§ **WHAT NEEDS TO BE DONE**: Check every line of the data below for the string "this", and copy the ones that hold it.
--- RECORDS PROVIDED ---
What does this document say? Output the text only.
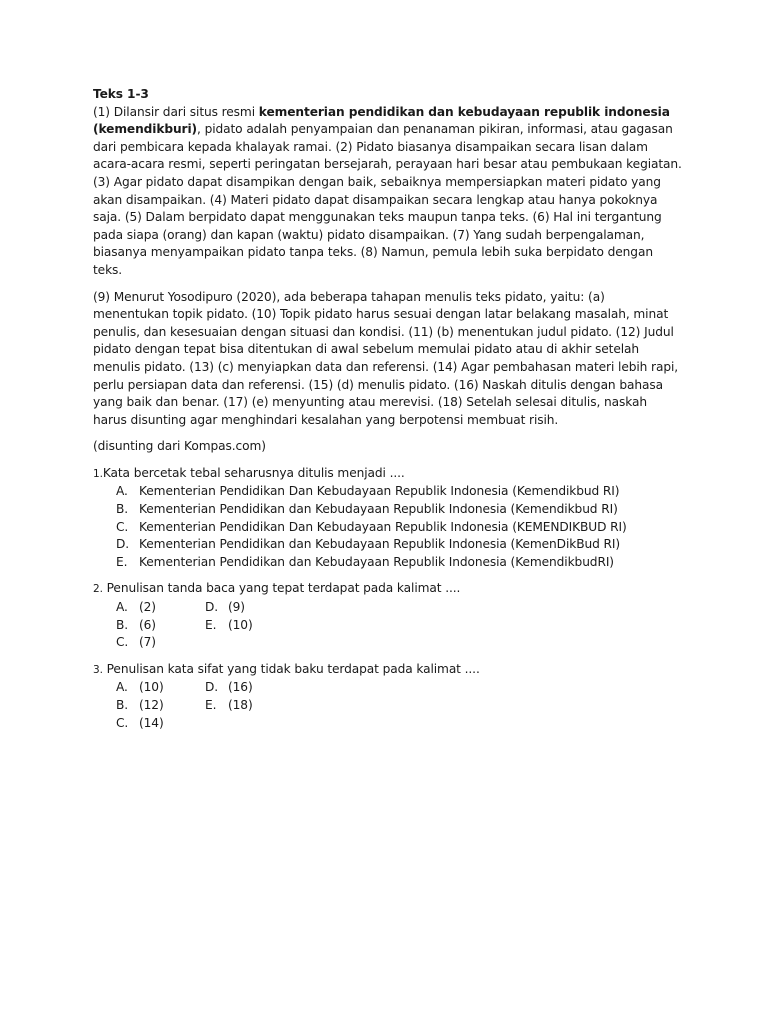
Teks 1-3

(1) Dilansir dari situs resmi kementerian pendidikan dan kebudayaan republik indonesia (kemendikburi), pidato adalah penyampaian dan penanaman pikiran, informasi, atau gagasan dari pembicara kepada khalayak ramai. (2) Pidato biasanya disampaikan secara lisan dalam acara-acara resmi, seperti peringatan bersejarah, perayaan hari besar atau pembukaan kegiatan. (3) Agar pidato dapat disampikan dengan baik, sebaiknya mempersiapkan materi pidato yang akan disampaikan. (4) Materi pidato dapat disampaikan secara lengkap atau hanya pokoknya saja. (5) Dalam berpidato dapat menggunakan teks maupun tanpa teks. (6) Hal ini tergantung pada siapa (orang) dan kapan (waktu) pidato disampaikan. (7) Yang sudah berpengalaman, biasanya menyampaikan pidato tanpa teks. (8) Namun, pemula lebih suka berpidato dengan teks.

(9) Menurut Yosodipuro (2020), ada beberapa tahapan menulis teks pidato, yaitu: (a) menentukan topik pidato. (10) Topik pidato harus sesuai dengan latar belakang masalah, minat penulis, dan kesesuaian dengan situasi dan kondisi. (11) (b) menentukan judul pidato. (12) Judul pidato dengan tepat bisa ditentukan di awal sebelum memulai pidato atau di akhir setelah menulis pidato. (13) (c) menyiapkan data dan referensi. (14) Agar pembahasan materi lebih rapi, perlu persiapan data dan referensi. (15) (d) menulis pidato. (16) Naskah ditulis dengan bahasa yang baik dan benar. (17) (e) menyunting atau merevisi. (18) Setelah selesai ditulis, naskah harus disunting agar menghindari kesalahan yang berpotensi membuat risih.

(disunting dari Kompas.com)

1.Kata bercetak tebal seharusnya ditulis menjadi ....

A. Kementerian Pendidikan Dan Kebudayaan Republik Indonesia (Kemendikbud RI)
B. Kementerian Pendidikan dan Kebudayaan Republik Indonesia (Kemendikbud RI)
C. Kementerian Pendidikan Dan Kebudayaan Republik Indonesia (KEMENDIKBUD RI)
D. Kementerian Pendidikan dan Kebudayaan Republik Indonesia (KemenDikBud RI)
E. Kementerian Pendidikan dan Kebudayaan Republik Indonesia (KemendikbudRI)

2. Penulisan tanda baca yang tepat terdapat pada kalimat ....

A. (2)	D. (9)
B. (6)	E. (10)
C. (7)

3. Penulisan kata sifat yang tidak baku terdapat pada kalimat ....

A. (10)	D. (16)
B. (12)	E. (18)
C. (14)
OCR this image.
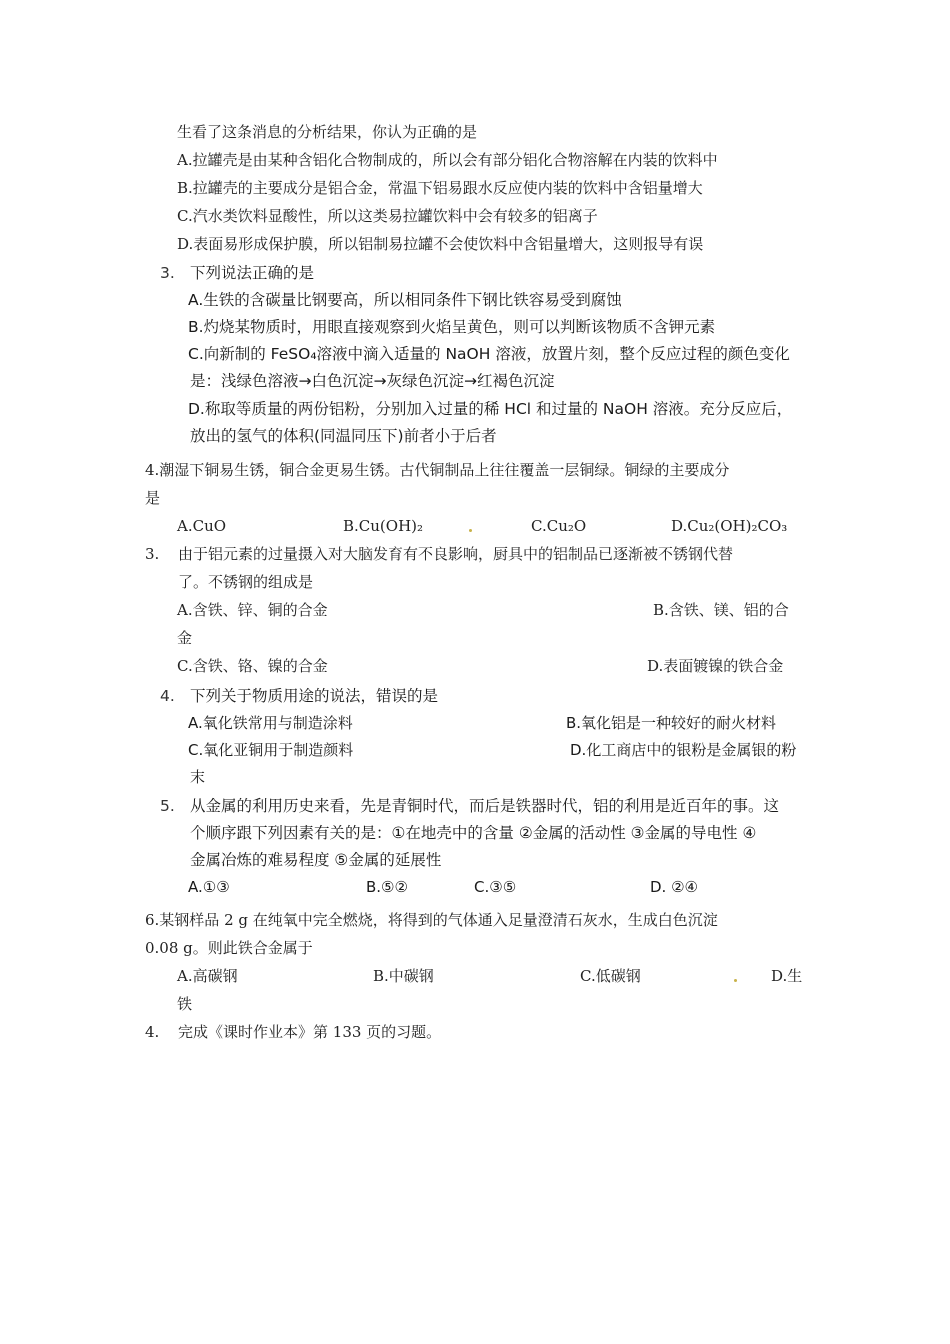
生看了这条消息的分析结果，你认为正确的是
A.拉罐壳是由某种含铝化合物制成的，所以会有部分铝化合物溶解在内装的饮料中
B.拉罐壳的主要成分是铝合金，常温下铝易跟水反应使内装的饮料中含铝量增大
C.汽水类饮料显酸性，所以这类易拉罐饮料中会有较多的铝离子
D.表面易形成保护膜，所以铝制易拉罐不会使饮料中含铝量增大，这则报导有误
3. 下列说法正确的是
A.生铁的含碳量比钢要高，所以相同条件下钢比铁容易受到腐蚀
B.灼烧某物质时，用眼直接观察到火焰呈黄色，则可以判断该物质不含钾元素
C.向新制的 FeSO₄溶液中滴入适量的 NaOH 溶液，放置片刻，整个反应过程的颜色变化
是：浅绿色溶液→白色沉淀→灰绿色沉淀→红褐色沉淀
D.称取等质量的两份铝粉，分别加入过量的稀 HCl 和过量的 NaOH 溶液。充分反应后，
放出的氢气的体积(同温同压下)前者小于后者
4.潮湿下铜易生锈，铜合金更易生锈。古代铜制品上往往覆盖一层铜绿。铜绿的主要成分
是
A.CuO	B.Cu(OH)₂	C.Cu₂O	D.Cu₂(OH)₂CO₃
3. 由于铝元素的过量摄入对大脑发育有不良影响，厨具中的铝制品已逐渐被不锈钢代替
了。不锈钢的组成是
A.含铁、锌、铜的合金	B.含铁、镁、铝的合
金
C.含铁、铬、镍的合金	D.表面镀镍的铁合金
4. 下列关于物质用途的说法，错误的是
A.氧化铁常用与制造涂料	B.氧化铝是一种较好的耐火材料
C.氧化亚铜用于制造颜料	D.化工商店中的银粉是金属银的粉
末
5. 从金属的利用历史来看，先是青铜时代，而后是铁器时代，铝的利用是近百年的事。这
个顺序跟下列因素有关的是：①在地壳中的含量 ②金属的活动性 ③金属的导电性 ④
金属冶炼的难易程度 ⑤金属的延展性
A.①③	B.⑤②	C.③⑤	D. ②④
6.某钢样品 2 g 在纯氧中完全燃烧，将得到的气体通入足量澄清石灰水，生成白色沉淀
0.08 g。则此铁合金属于
A.高碳钢	B.中碳钢	C.低碳钢	D.生
铁
4. 完成《课时作业本》第 133 页的习题。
---
§ **EXERCISE SOLUTION**:
What does this document say? Output the text only.
OCR this image.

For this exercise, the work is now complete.